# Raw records
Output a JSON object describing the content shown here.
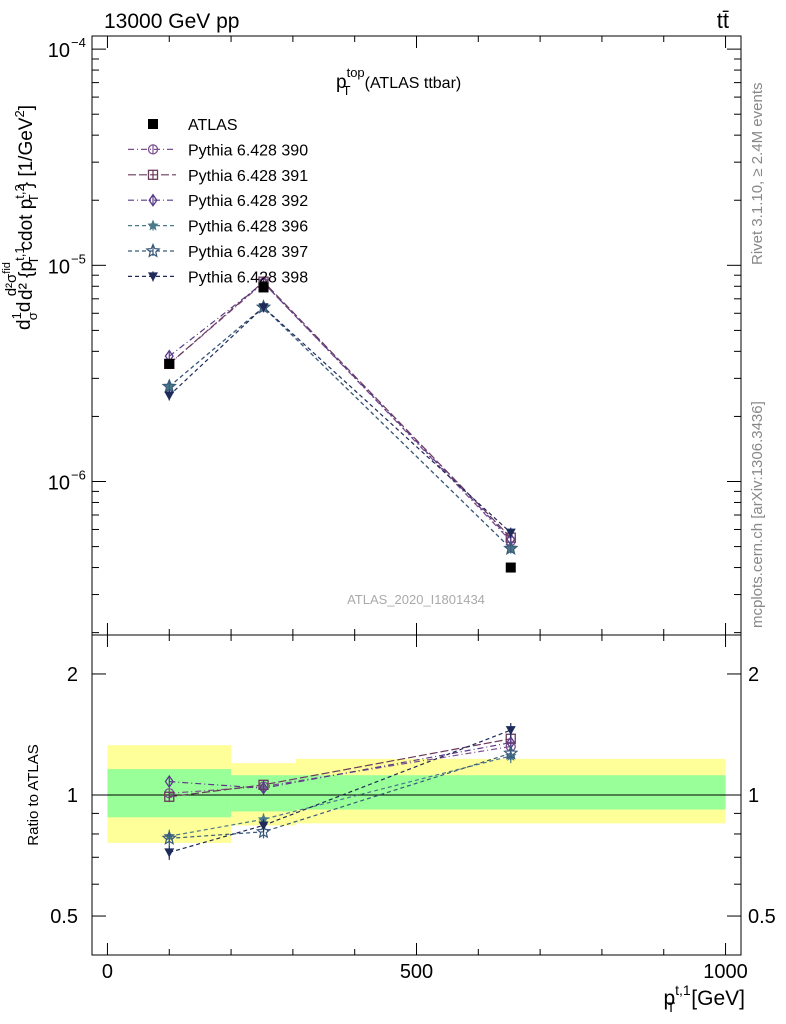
{
  "header": {
    "left": "13000 GeV pp",
    "right": "tt̄"
  },
  "plot_label": {
    "main": "p",
    "sup": "top",
    "sub": "T",
    "rest": "(ATLAS ttbar)"
  },
  "analysis_id": "ATLAS_2020_I1801434",
  "side_labels": {
    "rivet": "Rivet 3.1.10, ≥ 2.4M events",
    "mcplots": "mcplots.cern.ch [arXiv:1306.3436]"
  },
  "ylabel_top": "d¹/σ d²σ^fid / d²{p_T^t,1 cdot p_T^t,2} [1/GeV²]",
  "ylabel_top_parts": {
    "frac_num": "d",
    "frac_sigma": "σ",
    "frac_one": "1",
    "d2sigma": "d²σ",
    "fid": "fid",
    "denom": "d² {p",
    "denom_sup": "t,1",
    "denom_mid": "cdot p",
    "denom_sup2": "t,2",
    "T": "T",
    "unit": "} [1/GeV",
    "unit_sup": "2",
    "unit_end": "]"
  },
  "ylabel_bottom": "Ratio to ATLAS",
  "xlabel": {
    "p": "p",
    "sup": "t,1",
    "sub": "T",
    "unit": "[GeV]"
  },
  "colors": {
    "band_inner": "#99ff99",
    "band_outer": "#ffff99",
    "data": "#000000",
    "s390": "#7b4f8f",
    "s391": "#6b3a5c",
    "s392": "#5a3a8a",
    "s396": "#4a7a8a",
    "s397": "#3a5a7a",
    "s398": "#1e2a5a"
  },
  "chart_data": {
    "type": "line",
    "x_bins": [
      [
        0,
        200
      ],
      [
        200,
        305
      ],
      [
        305,
        1000
      ]
    ],
    "x": [
      100,
      252.5,
      652.5
    ],
    "xlim": [
      -25,
      1025
    ],
    "x_ticks": [
      0,
      500,
      1000
    ],
    "x_tick_labels": [
      "0",
      "500",
      "1000"
    ],
    "main_ylim": [
      1.95e-07,
      0.000115
    ],
    "main_log": true,
    "main_y_ticks": [
      1e-06,
      1e-05,
      0.0001
    ],
    "main_y_tick_labels": [
      "10",
      "10",
      "10"
    ],
    "main_y_tick_exps": [
      "−6",
      "−5",
      "−4"
    ],
    "ratio_ylim": [
      0.4,
      2.5
    ],
    "ratio_log": true,
    "ratio_y_ticks": [
      0.5,
      1,
      2
    ],
    "ratio_y_tick_labels": [
      "0.5",
      "1",
      "2"
    ],
    "data": {
      "name": "ATLAS",
      "values": [
        3.5e-06,
        7.9e-06,
        4e-07
      ],
      "band_inner": [
        [
          0.88,
          1.16
        ],
        [
          0.91,
          1.12
        ],
        [
          0.92,
          1.12
        ]
      ],
      "band_outer": [
        [
          0.76,
          1.33
        ],
        [
          0.84,
          1.2
        ],
        [
          0.85,
          1.23
        ]
      ]
    },
    "series": [
      {
        "name": "Pythia 6.428 390",
        "marker": "circle-open",
        "dash": "6,3,1,3",
        "values": [
          3.5e-06,
          8.3e-06,
          5.3e-07
        ],
        "ratio": [
          1.01,
          1.05,
          1.32
        ],
        "ratio_err": [
          0.03,
          0.03,
          0.05
        ]
      },
      {
        "name": "Pythia 6.428 391",
        "marker": "square-open",
        "dash": "8,3",
        "values": [
          3.5e-06,
          8.4e-06,
          5.5e-07
        ],
        "ratio": [
          0.99,
          1.06,
          1.38
        ],
        "ratio_err": [
          0.03,
          0.03,
          0.05
        ]
      },
      {
        "name": "Pythia 6.428 392",
        "marker": "diamond-open",
        "dash": "6,3,1,3",
        "values": [
          3.8e-06,
          8.3e-06,
          5.4e-07
        ],
        "ratio": [
          1.08,
          1.04,
          1.35
        ],
        "ratio_err": [
          0.03,
          0.03,
          0.05
        ]
      },
      {
        "name": "Pythia 6.428 396",
        "marker": "star-filled",
        "dash": "4,3",
        "values": [
          2.75e-06,
          6.4e-06,
          4.9e-07
        ],
        "ratio": [
          0.79,
          0.87,
          1.25
        ],
        "ratio_err": [
          0.03,
          0.03,
          0.05
        ]
      },
      {
        "name": "Pythia 6.428 397",
        "marker": "star-open",
        "dash": "4,3",
        "values": [
          2.75e-06,
          6.4e-06,
          4.9e-07
        ],
        "ratio": [
          0.78,
          0.81,
          1.27
        ],
        "ratio_err": [
          0.03,
          0.03,
          0.05
        ]
      },
      {
        "name": "Pythia 6.428 398",
        "marker": "triangle-down-filled",
        "dash": "4,3",
        "values": [
          2.5e-06,
          6.4e-06,
          5.8e-07
        ],
        "ratio": [
          0.72,
          0.84,
          1.45
        ],
        "ratio_err": [
          0.03,
          0.03,
          0.06
        ]
      }
    ]
  }
}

# Problem statement
Transcribe the material exactly, leaving every picture out.

# Task solution
Output a JSON object describing the content shown here.
{
  "header": {
    "left": "13000 GeV pp",
    "right": "tt̄"
  },
  "plot_label": {
    "main": "p",
    "sup": "top",
    "sub": "T",
    "rest": "(ATLAS ttbar)"
  },
  "analysis_id": "ATLAS_2020_I1801434",
  "side_labels": {
    "rivet": "Rivet 3.1.10, ≥ 2.4M events",
    "mcplots": "mcplots.cern.ch [arXiv:1306.3436]"
  },
  "ylabel_top": "d¹/σ d²σ^fid / d²{p_T^t,1 cdot p_T^t,2} [1/GeV²]",
  "ylabel_top_parts": {
    "frac_num": "d",
    "frac_sigma": "σ",
    "frac_one": "1",
    "d2sigma": "d²σ",
    "fid": "fid",
    "denom": "d² {p",
    "denom_sup": "t,1",
    "denom_mid": "cdot p",
    "denom_sup2": "t,2",
    "T": "T",
    "unit": "} [1/GeV",
    "unit_sup": "2",
    "unit_end": "]"
  },
  "ylabel_bottom": "Ratio to ATLAS",
  "xlabel": {
    "p": "p",
    "sup": "t,1",
    "sub": "T",
    "unit": "[GeV]"
  },
  "colors": {
    "band_inner": "#99ff99",
    "band_outer": "#ffff99",
    "data": "#000000",
    "s390": "#7b4f8f",
    "s391": "#6b3a5c",
    "s392": "#5a3a8a",
    "s396": "#4a7a8a",
    "s397": "#3a5a7a",
    "s398": "#1e2a5a"
  },
  "chart_data": {
    "type": "line",
    "x_bins": [
      [
        0,
        200
      ],
      [
        200,
        305
      ],
      [
        305,
        1000
      ]
    ],
    "x": [
      100,
      252.5,
      652.5
    ],
    "xlim": [
      -25,
      1025
    ],
    "x_ticks": [
      0,
      500,
      1000
    ],
    "x_tick_labels": [
      "0",
      "500",
      "1000"
    ],
    "main_ylim": [
      1.95e-07,
      0.000115
    ],
    "main_log": true,
    "main_y_ticks": [
      1e-06,
      1e-05,
      0.0001
    ],
    "main_y_tick_labels": [
      "10",
      "10",
      "10"
    ],
    "main_y_tick_exps": [
      "−6",
      "−5",
      "−4"
    ],
    "ratio_ylim": [
      0.4,
      2.5
    ],
    "ratio_log": true,
    "ratio_y_ticks": [
      0.5,
      1,
      2
    ],
    "ratio_y_tick_labels": [
      "0.5",
      "1",
      "2"
    ],
    "data": {
      "name": "ATLAS",
      "values": [
        3.5e-06,
        7.9e-06,
        4e-07
      ],
      "band_inner": [
        [
          0.88,
          1.16
        ],
        [
          0.91,
          1.12
        ],
        [
          0.92,
          1.12
        ]
      ],
      "band_outer": [
        [
          0.76,
          1.33
        ],
        [
          0.84,
          1.2
        ],
        [
          0.85,
          1.23
        ]
      ]
    },
    "series": [
      {
        "name": "Pythia 6.428 390",
        "marker": "circle-open",
        "dash": "6,3,1,3",
        "values": [
          3.5e-06,
          8.3e-06,
          5.3e-07
        ],
        "ratio": [
          1.01,
          1.05,
          1.32
        ],
        "ratio_err": [
          0.03,
          0.03,
          0.05
        ]
      },
      {
        "name": "Pythia 6.428 391",
        "marker": "square-open",
        "dash": "8,3",
        "values": [
          3.5e-06,
          8.4e-06,
          5.5e-07
        ],
        "ratio": [
          0.99,
          1.06,
          1.38
        ],
        "ratio_err": [
          0.03,
          0.03,
          0.05
        ]
      },
      {
        "name": "Pythia 6.428 392",
        "marker": "diamond-open",
        "dash": "6,3,1,3",
        "values": [
          3.8e-06,
          8.3e-06,
          5.4e-07
        ],
        "ratio": [
          1.08,
          1.04,
          1.35
        ],
        "ratio_err": [
          0.03,
          0.03,
          0.05
        ]
      },
      {
        "name": "Pythia 6.428 396",
        "marker": "star-filled",
        "dash": "4,3",
        "values": [
          2.75e-06,
          6.4e-06,
          4.9e-07
        ],
        "ratio": [
          0.79,
          0.87,
          1.25
        ],
        "ratio_err": [
          0.03,
          0.03,
          0.05
        ]
      },
      {
        "name": "Pythia 6.428 397",
        "marker": "star-open",
        "dash": "4,3",
        "values": [
          2.75e-06,
          6.4e-06,
          4.9e-07
        ],
        "ratio": [
          0.78,
          0.81,
          1.27
        ],
        "ratio_err": [
          0.03,
          0.03,
          0.05
        ]
      },
      {
        "name": "Pythia 6.428 398",
        "marker": "triangle-down-filled",
        "dash": "4,3",
        "values": [
          2.5e-06,
          6.4e-06,
          5.8e-07
        ],
        "ratio": [
          0.72,
          0.84,
          1.45
        ],
        "ratio_err": [
          0.03,
          0.03,
          0.06
        ]
      }
    ]
  }
}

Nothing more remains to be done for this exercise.